## Data lines:
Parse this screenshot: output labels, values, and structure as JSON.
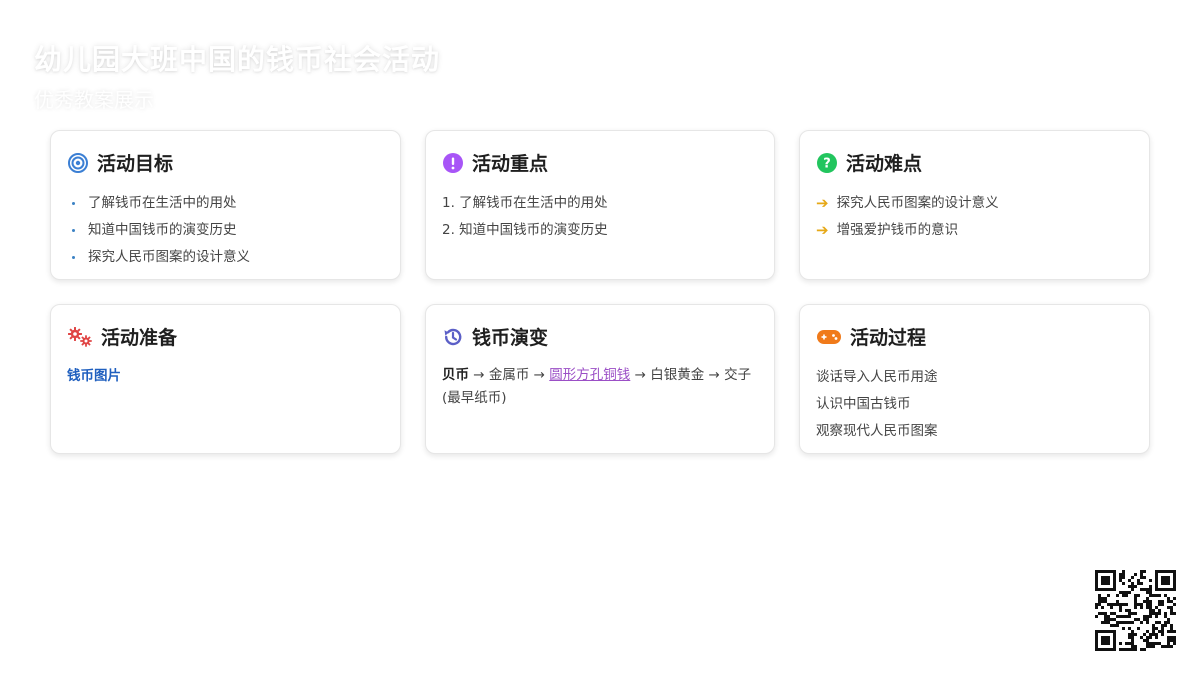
{
  "header": {
    "title": "幼儿园大班中国的钱币社会活动",
    "subtitle": "优秀教案展示"
  },
  "cards": {
    "goals": {
      "title": "活动目标",
      "icon": "target-icon",
      "items": [
        "了解钱币在生活中的用处",
        "知道中国钱币的演变历史",
        "探究人民币图案的设计意义"
      ]
    },
    "keypoints": {
      "title": "活动重点",
      "icon": "exclamation-icon",
      "items": [
        "1. 了解钱币在生活中的用处",
        "2. 知道中国钱币的演变历史"
      ]
    },
    "difficulties": {
      "title": "活动难点",
      "icon": "question-icon",
      "items": [
        "探究人民币图案的设计意义",
        "增强爱护钱币的意识"
      ]
    },
    "preparation": {
      "title": "活动准备",
      "icon": "gears-icon",
      "link": "钱币图片"
    },
    "evolution": {
      "title": "钱币演变",
      "icon": "history-icon",
      "parts": [
        "贝币",
        " → 金属币 → ",
        "圆形方孔铜钱",
        " → 白银黄金 → 交子(最早纸币)"
      ]
    },
    "process": {
      "title": "活动过程",
      "icon": "gamepad-icon",
      "items": [
        "谈话导入人民币用途",
        "认识中国古钱币",
        "观察现代人民币图案"
      ]
    }
  },
  "colors": {
    "goals_icon": "#3b7fd4",
    "keypoints_icon": "#a855f7",
    "difficulties_icon": "#22c55e",
    "preparation_icon": "#e04545",
    "evolution_icon": "#5b5fc7",
    "process_icon": "#f07a1a",
    "arrow": "#e6a817"
  }
}
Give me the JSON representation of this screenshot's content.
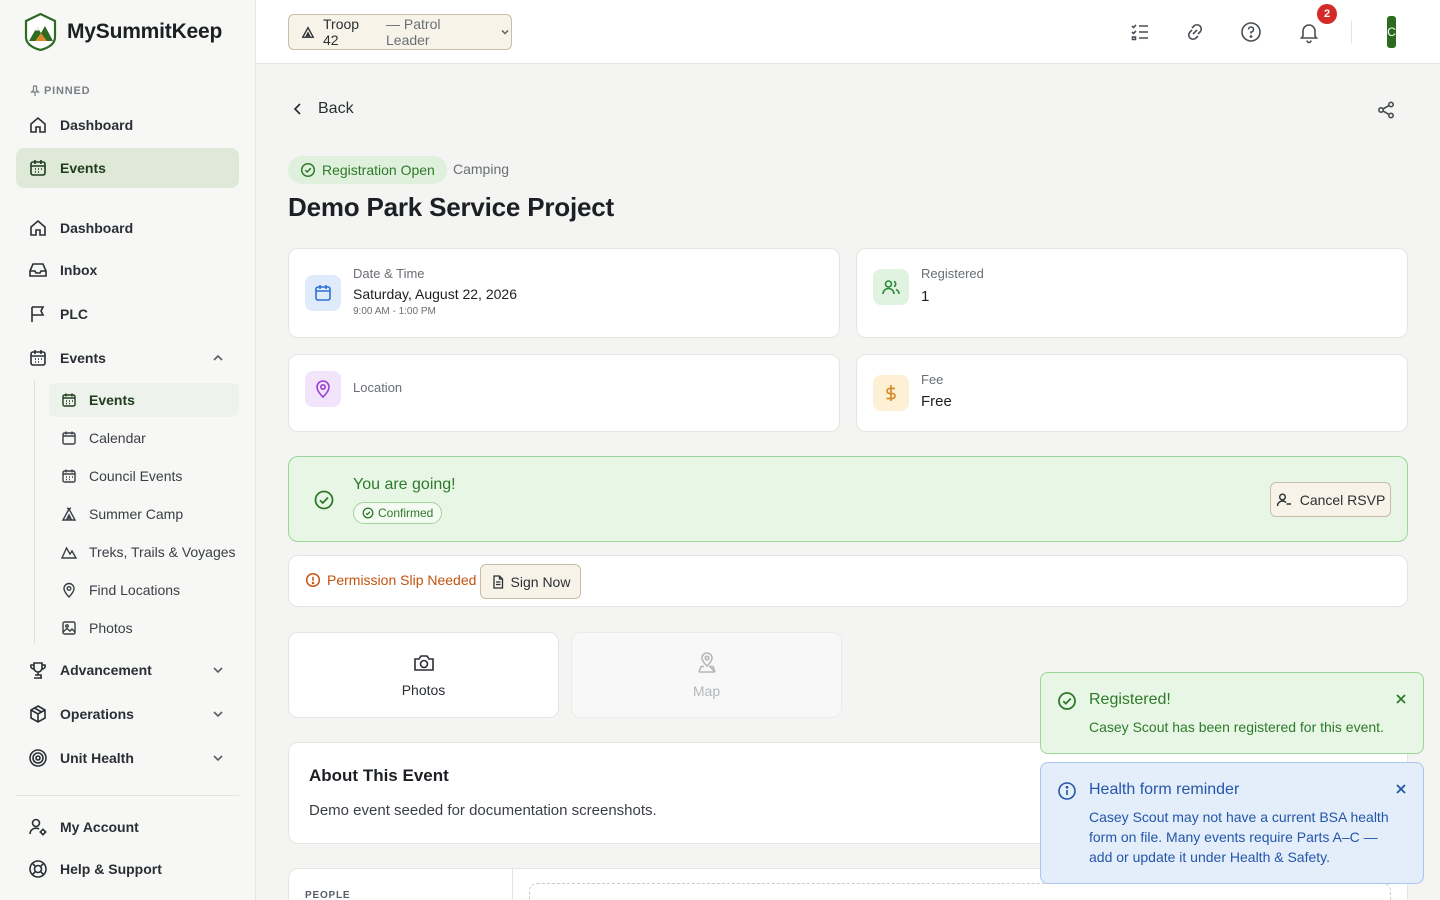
{
  "app": {
    "name": "MySummitKeep"
  },
  "sidebar": {
    "pinned_label": "PINNED",
    "pinned": [
      {
        "label": "Dashboard"
      },
      {
        "label": "Events"
      }
    ],
    "items": [
      {
        "label": "Dashboard"
      },
      {
        "label": "Inbox"
      },
      {
        "label": "PLC"
      },
      {
        "label": "Events"
      },
      {
        "label": "Advancement"
      },
      {
        "label": "Operations"
      },
      {
        "label": "Unit Health"
      }
    ],
    "events_sub": [
      {
        "label": "Events"
      },
      {
        "label": "Calendar"
      },
      {
        "label": "Council Events"
      },
      {
        "label": "Summer Camp"
      },
      {
        "label": "Treks, Trails & Voyages"
      },
      {
        "label": "Find Locations"
      },
      {
        "label": "Photos"
      }
    ],
    "footer": [
      {
        "label": "My Account"
      },
      {
        "label": "Help & Support"
      }
    ]
  },
  "topbar": {
    "troop": "Troop 42",
    "role": "— Patrol Leader",
    "notification_count": "2",
    "avatar_initial": "C"
  },
  "event": {
    "back_label": "Back",
    "status": "Registration Open",
    "category": "Camping",
    "title": "Demo Park Service Project",
    "date_label": "Date & Time",
    "date_value": "Saturday, August 22, 2026",
    "time_value": "9:00 AM - 1:00 PM",
    "registered_label": "Registered",
    "registered_value": "1",
    "location_label": "Location",
    "fee_label": "Fee",
    "fee_value": "Free"
  },
  "rsvp": {
    "title": "You are going!",
    "badge": "Confirmed",
    "cancel_label": "Cancel RSVP"
  },
  "permission": {
    "text": "Permission Slip Needed",
    "sign_label": "Sign Now"
  },
  "tiles": {
    "photos": "Photos",
    "map": "Map"
  },
  "about": {
    "title": "About This Event",
    "body": "Demo event seeded for documentation screenshots."
  },
  "people": {
    "label": "PEOPLE"
  },
  "toasts": {
    "success": {
      "title": "Registered!",
      "body": "Casey Scout has been registered for this event."
    },
    "info": {
      "title": "Health form reminder",
      "body": "Casey Scout may not have a current BSA health form on file. Many events require Parts A–C — add or update it under Health & Safety."
    }
  },
  "colors": {
    "brand_green": "#2d6a22",
    "active_nav_bg": "#dfe9d8",
    "success": "#2f7a2a",
    "warning": "#c4530e",
    "info": "#2456a8",
    "badge_red": "#d42a2a"
  }
}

## Do this:
Check the data for the word "Scout" and pull out the lines that have it.

## Solution:
      "body": "Casey Scout has been registered for this event."
      "body": "Casey Scout may not have a current BSA health form on file. Many events require Parts A–C — add or update it under Health & Safety."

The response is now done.